An exact copy of every record is needed.

[Saved entries]

┄┄┄┄┄┄

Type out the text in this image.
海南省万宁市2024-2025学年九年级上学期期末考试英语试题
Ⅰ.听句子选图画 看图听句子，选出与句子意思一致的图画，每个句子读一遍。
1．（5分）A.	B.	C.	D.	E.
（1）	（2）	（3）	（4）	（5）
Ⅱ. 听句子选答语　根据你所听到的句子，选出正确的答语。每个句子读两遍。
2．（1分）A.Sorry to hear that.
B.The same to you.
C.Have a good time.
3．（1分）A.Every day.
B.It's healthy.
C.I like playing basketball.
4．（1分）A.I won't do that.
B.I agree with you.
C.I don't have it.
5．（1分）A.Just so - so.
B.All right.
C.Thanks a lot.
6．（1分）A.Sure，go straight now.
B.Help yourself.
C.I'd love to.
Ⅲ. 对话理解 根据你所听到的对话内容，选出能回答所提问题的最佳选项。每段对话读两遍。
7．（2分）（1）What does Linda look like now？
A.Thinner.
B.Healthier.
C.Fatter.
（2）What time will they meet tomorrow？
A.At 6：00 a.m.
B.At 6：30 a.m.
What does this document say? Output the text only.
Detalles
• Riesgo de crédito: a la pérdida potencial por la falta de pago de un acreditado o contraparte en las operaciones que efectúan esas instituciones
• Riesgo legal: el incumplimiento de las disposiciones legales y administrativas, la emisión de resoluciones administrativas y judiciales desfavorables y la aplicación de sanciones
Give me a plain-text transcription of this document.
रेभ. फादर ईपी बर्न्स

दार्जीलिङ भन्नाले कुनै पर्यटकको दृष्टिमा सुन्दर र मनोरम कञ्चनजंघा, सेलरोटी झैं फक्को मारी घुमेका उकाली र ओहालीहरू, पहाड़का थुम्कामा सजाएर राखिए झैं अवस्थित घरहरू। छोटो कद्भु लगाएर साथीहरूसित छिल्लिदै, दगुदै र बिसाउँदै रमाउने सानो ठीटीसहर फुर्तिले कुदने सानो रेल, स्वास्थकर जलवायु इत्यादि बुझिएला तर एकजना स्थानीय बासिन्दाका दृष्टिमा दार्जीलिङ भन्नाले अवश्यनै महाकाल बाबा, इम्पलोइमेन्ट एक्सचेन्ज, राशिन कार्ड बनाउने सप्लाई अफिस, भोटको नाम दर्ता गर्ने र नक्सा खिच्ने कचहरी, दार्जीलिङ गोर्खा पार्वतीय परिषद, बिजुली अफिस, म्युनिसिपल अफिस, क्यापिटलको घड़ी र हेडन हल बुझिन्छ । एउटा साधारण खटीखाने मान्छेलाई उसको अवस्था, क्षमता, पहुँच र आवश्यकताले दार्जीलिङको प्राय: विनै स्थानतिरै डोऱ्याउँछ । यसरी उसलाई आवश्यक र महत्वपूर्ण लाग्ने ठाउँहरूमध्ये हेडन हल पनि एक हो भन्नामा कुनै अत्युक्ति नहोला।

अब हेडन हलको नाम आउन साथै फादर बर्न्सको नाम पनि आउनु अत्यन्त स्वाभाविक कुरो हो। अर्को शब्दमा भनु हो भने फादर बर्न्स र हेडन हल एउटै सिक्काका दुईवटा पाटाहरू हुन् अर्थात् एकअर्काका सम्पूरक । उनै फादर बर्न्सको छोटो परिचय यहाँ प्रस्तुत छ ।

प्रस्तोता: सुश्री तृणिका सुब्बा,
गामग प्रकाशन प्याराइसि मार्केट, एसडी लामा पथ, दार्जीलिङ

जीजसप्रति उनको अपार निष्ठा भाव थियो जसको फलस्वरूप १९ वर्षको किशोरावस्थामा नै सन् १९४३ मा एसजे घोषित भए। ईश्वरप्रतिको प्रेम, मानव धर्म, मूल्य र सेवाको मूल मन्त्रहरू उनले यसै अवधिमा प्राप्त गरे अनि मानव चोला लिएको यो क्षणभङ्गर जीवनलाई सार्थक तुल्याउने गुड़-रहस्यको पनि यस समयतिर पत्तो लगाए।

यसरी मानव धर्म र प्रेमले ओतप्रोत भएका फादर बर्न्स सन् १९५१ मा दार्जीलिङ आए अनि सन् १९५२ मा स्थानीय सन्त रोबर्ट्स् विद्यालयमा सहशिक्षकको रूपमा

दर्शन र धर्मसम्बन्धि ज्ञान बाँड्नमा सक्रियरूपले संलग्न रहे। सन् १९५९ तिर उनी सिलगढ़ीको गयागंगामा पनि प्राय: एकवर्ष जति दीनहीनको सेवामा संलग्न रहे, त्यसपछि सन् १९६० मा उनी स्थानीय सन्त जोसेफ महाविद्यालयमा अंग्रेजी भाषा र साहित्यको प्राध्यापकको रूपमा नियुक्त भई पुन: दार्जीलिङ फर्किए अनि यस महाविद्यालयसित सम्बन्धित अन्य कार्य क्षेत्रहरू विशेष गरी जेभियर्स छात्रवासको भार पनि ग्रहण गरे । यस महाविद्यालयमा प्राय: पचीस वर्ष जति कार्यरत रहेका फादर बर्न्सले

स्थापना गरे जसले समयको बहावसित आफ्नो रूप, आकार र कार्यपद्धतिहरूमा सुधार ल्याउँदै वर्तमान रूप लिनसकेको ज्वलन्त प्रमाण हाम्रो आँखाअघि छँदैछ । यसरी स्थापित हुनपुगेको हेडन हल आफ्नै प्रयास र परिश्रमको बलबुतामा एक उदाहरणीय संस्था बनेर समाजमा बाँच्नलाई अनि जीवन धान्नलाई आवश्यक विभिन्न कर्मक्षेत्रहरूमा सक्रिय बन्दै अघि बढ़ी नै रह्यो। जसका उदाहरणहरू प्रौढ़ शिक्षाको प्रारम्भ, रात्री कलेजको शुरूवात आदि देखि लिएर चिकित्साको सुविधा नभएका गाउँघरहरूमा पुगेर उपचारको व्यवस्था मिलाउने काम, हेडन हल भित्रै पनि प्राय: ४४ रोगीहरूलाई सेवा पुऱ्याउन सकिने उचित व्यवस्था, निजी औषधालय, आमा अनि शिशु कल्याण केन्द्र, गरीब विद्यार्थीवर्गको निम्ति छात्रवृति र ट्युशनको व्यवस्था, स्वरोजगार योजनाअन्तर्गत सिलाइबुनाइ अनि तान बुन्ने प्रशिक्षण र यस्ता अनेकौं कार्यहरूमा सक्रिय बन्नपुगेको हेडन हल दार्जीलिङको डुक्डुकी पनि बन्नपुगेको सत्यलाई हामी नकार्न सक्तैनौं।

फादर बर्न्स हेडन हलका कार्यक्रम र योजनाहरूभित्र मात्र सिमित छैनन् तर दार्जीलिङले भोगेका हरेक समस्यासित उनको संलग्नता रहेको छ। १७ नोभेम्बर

┄┄┄┄┄┄

__TASK SOLUTION__
Type out the text in this image.
海南省万宁市2024-2025学年九年级上学期期末考试英语试题
Ⅰ.听句子选图画 看图听句子，选出与句子意思一致的图画，每个句子读一遍。
1．（5分）A.	B.	C.	D.	E.
（1）	（2）	（3）	（4）	（5）
Ⅱ. 听句子选答语　根据你所听到的句子，选出正确的答语。每个句子读两遍。
2．（1分）A.Sorry to hear that.
B.The same to you.
C.Have a good time.
3．（1分）A.Every day.
B.It's healthy.
C.I like playing basketball.
4．（1分）A.I won't do that.
B.I agree with you.
C.I don't have it.
5．（1分）A.Just so - so.
B.All right.
C.Thanks a lot.
6．（1分）A.Sure，go straight now.
B.Help yourself.
C.I'd love to.
Ⅲ. 对话理解 根据你所听到的对话内容，选出能回答所提问题的最佳选项。每段对话读两遍。
7．（2分）（1）What does Linda look like now？
A.Thinner.
B.Healthier.
C.Fatter.
（2）What time will they meet tomorrow？
A.At 6：00 a.m.
B.At 6：30 a.m.
What does this document say? Output the text only.
Detalles
• Riesgo de crédito: a la pérdida potencial por la falta de pago de un acreditado o contraparte en las operaciones que efectúan esas instituciones
• Riesgo legal: el incumplimiento de las disposiciones legales y administrativas, la emisión de resoluciones administrativas y judiciales desfavorables y la aplicación de sanciones
Give me a plain-text transcription of this document.
रेभ. फादर ईपी बर्न्स

दार्जीलिङ भन्नाले कुनै पर्यटकको दृष्टिमा सुन्दर र मनोरम कञ्चनजंघा, सेलरोटी झैं फक्को मारी घुमेका उकाली र ओहालीहरू, पहाड़का थुम्कामा सजाएर राखिए झैं अवस्थित घरहरू। छोटो कद्भु लगाएर साथीहरूसित छिल्लिदै, दगुदै र बिसाउँदै रमाउने सानो ठीटीसहर फुर्तिले कुदने सानो रेल, स्वास्थकर जलवायु इत्यादि बुझिएला तर एकजना स्थानीय बासिन्दाका दृष्टिमा दार्जीलिङ भन्नाले अवश्यनै महाकाल बाबा, इम्पलोइमेन्ट एक्सचेन्ज, राशिन कार्ड बनाउने सप्लाई अफिस, भोटको नाम दर्ता गर्ने र नक्सा खिच्ने कचहरी, दार्जीलिङ गोर्खा पार्वतीय परिषद, बिजुली अफिस, म्युनिसिपल अफिस, क्यापिटलको घड़ी र हेडन हल बुझिन्छ । एउटा साधारण खटीखाने मान्छेलाई उसको अवस्था, क्षमता, पहुँच र आवश्यकताले दार्जीलिङको प्राय: विनै स्थानतिरै डोऱ्याउँछ । यसरी उसलाई आवश्यक र महत्वपूर्ण लाग्ने ठाउँहरूमध्ये हेडन हल पनि एक हो भन्नामा कुनै अत्युक्ति नहोला।

अब हेडन हलको नाम आउन साथै फादर बर्न्सको नाम पनि आउनु अत्यन्त स्वाभाविक कुरो हो। अर्को शब्दमा भनु हो भने फादर बर्न्स र हेडन हल एउटै सिक्काका दुईवटा पाटाहरू हुन् अर्थात् एकअर्काका सम्पूरक । उनै फादर बर्न्सको छोटो परिचय यहाँ प्रस्तुत छ ।

प्रस्तोता: सुश्री तृणिका सुब्बा,
गामग प्रकाशन प्याराइसि मार्केट, एसडी लामा पथ, दार्जीलिङ

जीजसप्रति उनको अपार निष्ठा भाव थियो जसको फलस्वरूप १९ वर्षको किशोरावस्थामा नै सन् १९४३ मा एसजे घोषित भए। ईश्वरप्रतिको प्रेम, मानव धर्म, मूल्य र सेवाको मूल मन्त्रहरू उनले यसै अवधिमा प्राप्त गरे अनि मानव चोला लिएको यो क्षणभङ्गर जीवनलाई सार्थक तुल्याउने गुड़-रहस्यको पनि यस समयतिर पत्तो लगाए।

यसरी मानव धर्म र प्रेमले ओतप्रोत भएका फादर बर्न्स सन् १९५१ मा दार्जीलिङ आए अनि सन् १९५२ मा स्थानीय सन्त रोबर्ट्स् विद्यालयमा सहशिक्षकको रूपमा

दर्शन र धर्मसम्बन्धि ज्ञान बाँड्नमा सक्रियरूपले संलग्न रहे। सन् १९५९ तिर उनी सिलगढ़ीको गयागंगामा पनि प्राय: एकवर्ष जति दीनहीनको सेवामा संलग्न रहे, त्यसपछि सन् १९६० मा उनी स्थानीय सन्त जोसेफ महाविद्यालयमा अंग्रेजी भाषा र साहित्यको प्राध्यापकको रूपमा नियुक्त भई पुन: दार्जीलिङ फर्किए अनि यस महाविद्यालयसित सम्बन्धित अन्य कार्य क्षेत्रहरू विशेष गरी जेभियर्स छात्रवासको भार पनि ग्रहण गरे । यस महाविद्यालयमा प्राय: पचीस वर्ष जति कार्यरत रहेका फादर बर्न्सले

स्थापना गरे जसले समयको बहावसित आफ्नो रूप, आकार र कार्यपद्धतिहरूमा सुधार ल्याउँदै वर्तमान रूप लिनसकेको ज्वलन्त प्रमाण हाम्रो आँखाअघि छँदैछ । यसरी स्थापित हुनपुगेको हेडन हल आफ्नै प्रयास र परिश्रमको बलबुतामा एक उदाहरणीय संस्था बनेर समाजमा बाँच्नलाई अनि जीवन धान्नलाई आवश्यक विभिन्न कर्मक्षेत्रहरूमा सक्रिय बन्दै अघि बढ़ी नै रह्यो। जसका उदाहरणहरू प्रौढ़ शिक्षाको प्रारम्भ, रात्री कलेजको शुरूवात आदि देखि लिएर चिकित्साको सुविधा नभएका गाउँघरहरूमा पुगेर उपचारको व्यवस्था मिलाउने काम, हेडन हल भित्रै पनि प्राय: ४४ रोगीहरूलाई सेवा पुऱ्याउन सकिने उचित व्यवस्था, निजी औषधालय, आमा अनि शिशु कल्याण केन्द्र, गरीब विद्यार्थीवर्गको निम्ति छात्रवृति र ट्युशनको व्यवस्था, स्वरोजगार योजनाअन्तर्गत सिलाइबुनाइ अनि तान बुन्ने प्रशिक्षण र यस्ता अनेकौं कार्यहरूमा सक्रिय बन्नपुगेको हेडन हल दार्जीलिङको डुक्डुकी पनि बन्नपुगेको सत्यलाई हामी नकार्न सक्तैनौं।

फादर बर्न्स हेडन हलका कार्यक्रम र योजनाहरूभित्र मात्र सिमित छैनन् तर दार्जीलिङले भोगेका हरेक समस्यासित उनको संलग्नता रहेको छ। १७ नोभेम्बर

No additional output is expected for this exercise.